Text shown:
^^^^^^^^^^^^^^^^

Article that analyses the process of oral history interviewing and its use for podcast/audio storytelling purposes: “The Affective Power of Sound: Oral History on Radio”, Siobhán McHugh, Oral History Review, Oxford University Press, Volume 39, Number 2, Summer/Fall 2012 pp. 187-206. This article was among OHR’s most cited and is reproduced in its 50th anniversary issue in 2016. It is also included in The Oral History Reader, 3rd ed, ed Perks & Thomson, Routledge 2016.
Note: if the hyperlinks to illustrative audio clips in the OHR article are broken, please listen to the audio clips here – they are a vital part of it!
Kartiya (white people) are like Toyotas is the article by Kim Mahoud that Margo mentioned: a blistering insight into the dysfunctional dynamics of some whitefellas in remote Aboriginal communities.
The artistic revival at Papunya Tjupi Arts is another article by Kim Mahoud in The Monthly, October 2018 traces new developments in the community that started the Western Desert art movement in the early 1970s, including a move away from a restricted colour palette.
RAFT Artspace Founded in Darwin in 2001 by Dallas Gold, RAFT presented more than 150 exhibitions there, before relocating in 2010 to Alice Springs.
Contemporary Aboriginal art is a powerful part of Aboriginal life and culture. But behind the artists lies a network of Western managers, dealers, critics, curators and collaborators. Heart of Artness features the voices of Aboriginal artists from remote and urbanAustralia and investigates their significant relationships with white folk.
Among the myriad folk who orbit remote Aboriginal art centres:
Jeremy Cloake is a New Zealander of Maori/Irish heritage. He’s also an expert on playing the yidaki, the Yolngu name for didgeridoo. He spends months every year at Yirrkala, working in the art centre in diverse roles.
Dallas Gold was a chef before he studied art. He’s met collectors who are ‘hooked on Aboriginal art’. As a dealer, he shares their passion, ‘pushing art’ to the outside world. His gallery, RAFT, showcases difference. In an update, Dallas tells us that the exhibition with Peter Adsett he refers to was not an actual RAFT event, but a precursor. The first RAFT exhibition (2001) was Four Men, Four Paintings, with Rusty Peters, Freddie Timms, Paddy Bedford & Ramey Ramsey. Details here.

^^^^^^^^^^^^^^^^

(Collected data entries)

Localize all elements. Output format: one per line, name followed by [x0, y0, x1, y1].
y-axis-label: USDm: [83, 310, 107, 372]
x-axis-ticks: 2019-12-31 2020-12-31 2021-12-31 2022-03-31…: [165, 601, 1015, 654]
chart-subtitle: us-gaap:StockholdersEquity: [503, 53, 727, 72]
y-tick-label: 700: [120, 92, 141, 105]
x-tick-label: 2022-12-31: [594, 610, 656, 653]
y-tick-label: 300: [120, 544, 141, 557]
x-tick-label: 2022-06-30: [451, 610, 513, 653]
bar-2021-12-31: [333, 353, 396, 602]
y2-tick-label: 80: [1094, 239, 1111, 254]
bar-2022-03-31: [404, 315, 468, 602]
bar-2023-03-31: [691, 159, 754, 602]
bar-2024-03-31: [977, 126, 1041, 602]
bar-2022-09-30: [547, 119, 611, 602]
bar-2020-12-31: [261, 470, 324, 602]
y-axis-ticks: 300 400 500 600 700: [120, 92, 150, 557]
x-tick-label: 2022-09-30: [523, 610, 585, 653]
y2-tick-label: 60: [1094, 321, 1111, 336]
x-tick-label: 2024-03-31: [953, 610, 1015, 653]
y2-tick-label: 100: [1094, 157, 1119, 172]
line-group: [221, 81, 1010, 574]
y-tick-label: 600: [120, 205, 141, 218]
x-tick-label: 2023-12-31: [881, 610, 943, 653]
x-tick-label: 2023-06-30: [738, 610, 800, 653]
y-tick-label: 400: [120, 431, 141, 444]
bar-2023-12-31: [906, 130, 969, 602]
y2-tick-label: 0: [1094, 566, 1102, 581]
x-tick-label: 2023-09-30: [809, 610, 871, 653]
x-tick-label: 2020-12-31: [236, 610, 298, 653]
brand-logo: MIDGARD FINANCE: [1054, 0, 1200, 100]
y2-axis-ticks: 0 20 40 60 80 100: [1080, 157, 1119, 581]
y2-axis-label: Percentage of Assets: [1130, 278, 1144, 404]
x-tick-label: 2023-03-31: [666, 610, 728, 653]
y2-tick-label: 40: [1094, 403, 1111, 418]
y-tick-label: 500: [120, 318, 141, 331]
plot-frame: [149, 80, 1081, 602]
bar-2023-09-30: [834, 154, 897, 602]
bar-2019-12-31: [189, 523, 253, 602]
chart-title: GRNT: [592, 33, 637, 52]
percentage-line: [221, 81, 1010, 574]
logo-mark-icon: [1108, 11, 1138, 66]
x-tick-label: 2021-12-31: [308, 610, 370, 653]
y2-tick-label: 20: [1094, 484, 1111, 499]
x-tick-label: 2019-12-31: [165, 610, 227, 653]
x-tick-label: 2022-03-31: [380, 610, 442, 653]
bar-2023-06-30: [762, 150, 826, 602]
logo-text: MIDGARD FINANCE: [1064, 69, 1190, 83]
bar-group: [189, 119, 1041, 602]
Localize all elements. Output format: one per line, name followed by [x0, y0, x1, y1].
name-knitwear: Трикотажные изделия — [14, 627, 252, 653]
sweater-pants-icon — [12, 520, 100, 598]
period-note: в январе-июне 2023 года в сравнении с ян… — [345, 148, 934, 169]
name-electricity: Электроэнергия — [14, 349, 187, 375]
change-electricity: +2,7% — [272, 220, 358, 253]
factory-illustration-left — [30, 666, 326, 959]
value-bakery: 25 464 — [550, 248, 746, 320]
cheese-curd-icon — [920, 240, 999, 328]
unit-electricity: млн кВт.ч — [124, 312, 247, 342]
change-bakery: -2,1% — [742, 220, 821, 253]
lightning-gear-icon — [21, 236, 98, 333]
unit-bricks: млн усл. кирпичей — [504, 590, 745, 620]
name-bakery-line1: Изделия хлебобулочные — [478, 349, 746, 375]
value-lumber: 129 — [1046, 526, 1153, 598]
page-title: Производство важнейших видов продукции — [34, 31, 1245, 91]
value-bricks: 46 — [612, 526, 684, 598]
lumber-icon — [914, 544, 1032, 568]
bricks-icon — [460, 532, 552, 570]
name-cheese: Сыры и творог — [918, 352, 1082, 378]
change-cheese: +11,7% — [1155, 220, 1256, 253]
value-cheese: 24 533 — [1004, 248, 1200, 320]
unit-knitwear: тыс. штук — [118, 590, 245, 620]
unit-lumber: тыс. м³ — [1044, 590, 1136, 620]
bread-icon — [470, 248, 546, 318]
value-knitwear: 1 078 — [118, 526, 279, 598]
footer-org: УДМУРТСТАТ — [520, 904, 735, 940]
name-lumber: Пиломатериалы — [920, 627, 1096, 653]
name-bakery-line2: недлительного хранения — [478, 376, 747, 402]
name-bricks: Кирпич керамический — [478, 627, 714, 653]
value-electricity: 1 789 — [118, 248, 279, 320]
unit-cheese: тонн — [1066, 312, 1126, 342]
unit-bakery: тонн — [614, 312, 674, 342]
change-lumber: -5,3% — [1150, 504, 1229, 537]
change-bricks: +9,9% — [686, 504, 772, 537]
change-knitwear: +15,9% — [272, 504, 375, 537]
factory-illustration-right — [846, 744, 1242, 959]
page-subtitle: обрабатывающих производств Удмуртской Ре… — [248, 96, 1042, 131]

^^^^^^^^^^^^^^^^

How to complete this task: Repeat word for word the part of the resource notes on Aboriginal art above that begins with "RAFT Artspace Founded" and stops after "in diverse roles.".

Final answer:
RAFT Artspace Founded in Darwin in 2001 by Dallas Gold, RAFT presented more than 150 exhibitions there, before relocating in 2010 to Alice Springs.
Contemporary Aboriginal art is a powerful part of Aboriginal life and culture. But behind the artists lies a network of Western managers, dealers, critics, curators and collaborators. Heart of Artness features the voices of Aboriginal artists from remote and urbanAustralia and investigates their significant relationships with white folk.
Among the myriad folk who orbit remote Aboriginal art centres:
Jeremy Cloake is a New Zealander of Maori/Irish heritage. He’s also an expert on playing the yidaki, the Yolngu name for didgeridoo. He spends months every year at Yirrkala, working in the art centre in diverse roles.